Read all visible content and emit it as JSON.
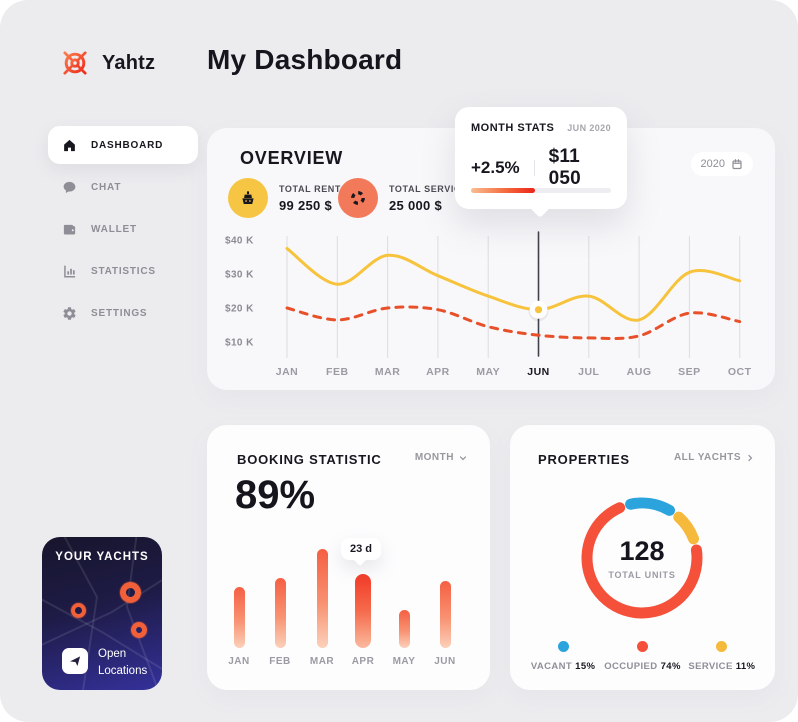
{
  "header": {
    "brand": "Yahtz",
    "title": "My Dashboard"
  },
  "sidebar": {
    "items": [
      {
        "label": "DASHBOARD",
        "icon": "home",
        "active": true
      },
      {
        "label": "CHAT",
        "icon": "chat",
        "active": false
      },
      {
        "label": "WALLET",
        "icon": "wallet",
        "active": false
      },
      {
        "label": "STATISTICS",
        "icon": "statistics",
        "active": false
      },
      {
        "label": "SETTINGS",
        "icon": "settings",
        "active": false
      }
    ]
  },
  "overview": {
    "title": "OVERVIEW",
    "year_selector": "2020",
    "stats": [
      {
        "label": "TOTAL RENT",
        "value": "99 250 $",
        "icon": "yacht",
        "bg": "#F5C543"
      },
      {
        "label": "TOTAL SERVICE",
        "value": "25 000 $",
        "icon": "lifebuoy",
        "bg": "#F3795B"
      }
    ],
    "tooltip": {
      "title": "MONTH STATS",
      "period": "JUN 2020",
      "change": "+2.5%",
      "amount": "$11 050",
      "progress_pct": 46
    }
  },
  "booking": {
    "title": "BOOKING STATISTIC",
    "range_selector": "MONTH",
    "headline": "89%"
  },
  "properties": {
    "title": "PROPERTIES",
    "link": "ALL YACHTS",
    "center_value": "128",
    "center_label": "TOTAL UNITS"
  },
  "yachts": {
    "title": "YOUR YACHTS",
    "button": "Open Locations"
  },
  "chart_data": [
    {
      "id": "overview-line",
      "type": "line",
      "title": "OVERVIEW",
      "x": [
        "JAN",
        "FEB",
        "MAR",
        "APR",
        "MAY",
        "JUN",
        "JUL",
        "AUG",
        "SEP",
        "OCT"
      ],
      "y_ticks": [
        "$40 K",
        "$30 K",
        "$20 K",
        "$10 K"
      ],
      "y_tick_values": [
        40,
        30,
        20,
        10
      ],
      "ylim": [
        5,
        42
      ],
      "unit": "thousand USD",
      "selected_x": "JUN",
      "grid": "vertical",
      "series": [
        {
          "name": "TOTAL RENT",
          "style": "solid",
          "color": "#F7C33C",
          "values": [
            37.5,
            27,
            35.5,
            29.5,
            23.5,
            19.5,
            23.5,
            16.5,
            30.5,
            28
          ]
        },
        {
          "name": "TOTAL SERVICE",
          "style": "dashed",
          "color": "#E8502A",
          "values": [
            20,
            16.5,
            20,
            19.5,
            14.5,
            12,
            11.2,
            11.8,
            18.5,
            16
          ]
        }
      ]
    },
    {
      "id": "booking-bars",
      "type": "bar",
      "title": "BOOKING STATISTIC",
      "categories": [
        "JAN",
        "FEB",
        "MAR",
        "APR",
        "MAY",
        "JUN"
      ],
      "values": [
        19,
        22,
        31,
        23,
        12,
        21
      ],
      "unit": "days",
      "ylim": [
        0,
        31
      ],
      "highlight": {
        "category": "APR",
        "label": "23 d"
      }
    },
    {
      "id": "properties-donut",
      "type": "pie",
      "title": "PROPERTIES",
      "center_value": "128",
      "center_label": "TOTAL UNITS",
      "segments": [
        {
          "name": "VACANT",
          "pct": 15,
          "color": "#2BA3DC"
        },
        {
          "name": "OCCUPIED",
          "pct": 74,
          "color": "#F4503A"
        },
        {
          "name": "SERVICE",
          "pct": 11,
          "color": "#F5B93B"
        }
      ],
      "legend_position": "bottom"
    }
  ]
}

____

STATED PROBLEM: Select and copy each line from the data that includes the word "UNITS".

ANSWER:
    "center_label": "TOTAL UNITS"
      "center_label": "TOTAL UNITS",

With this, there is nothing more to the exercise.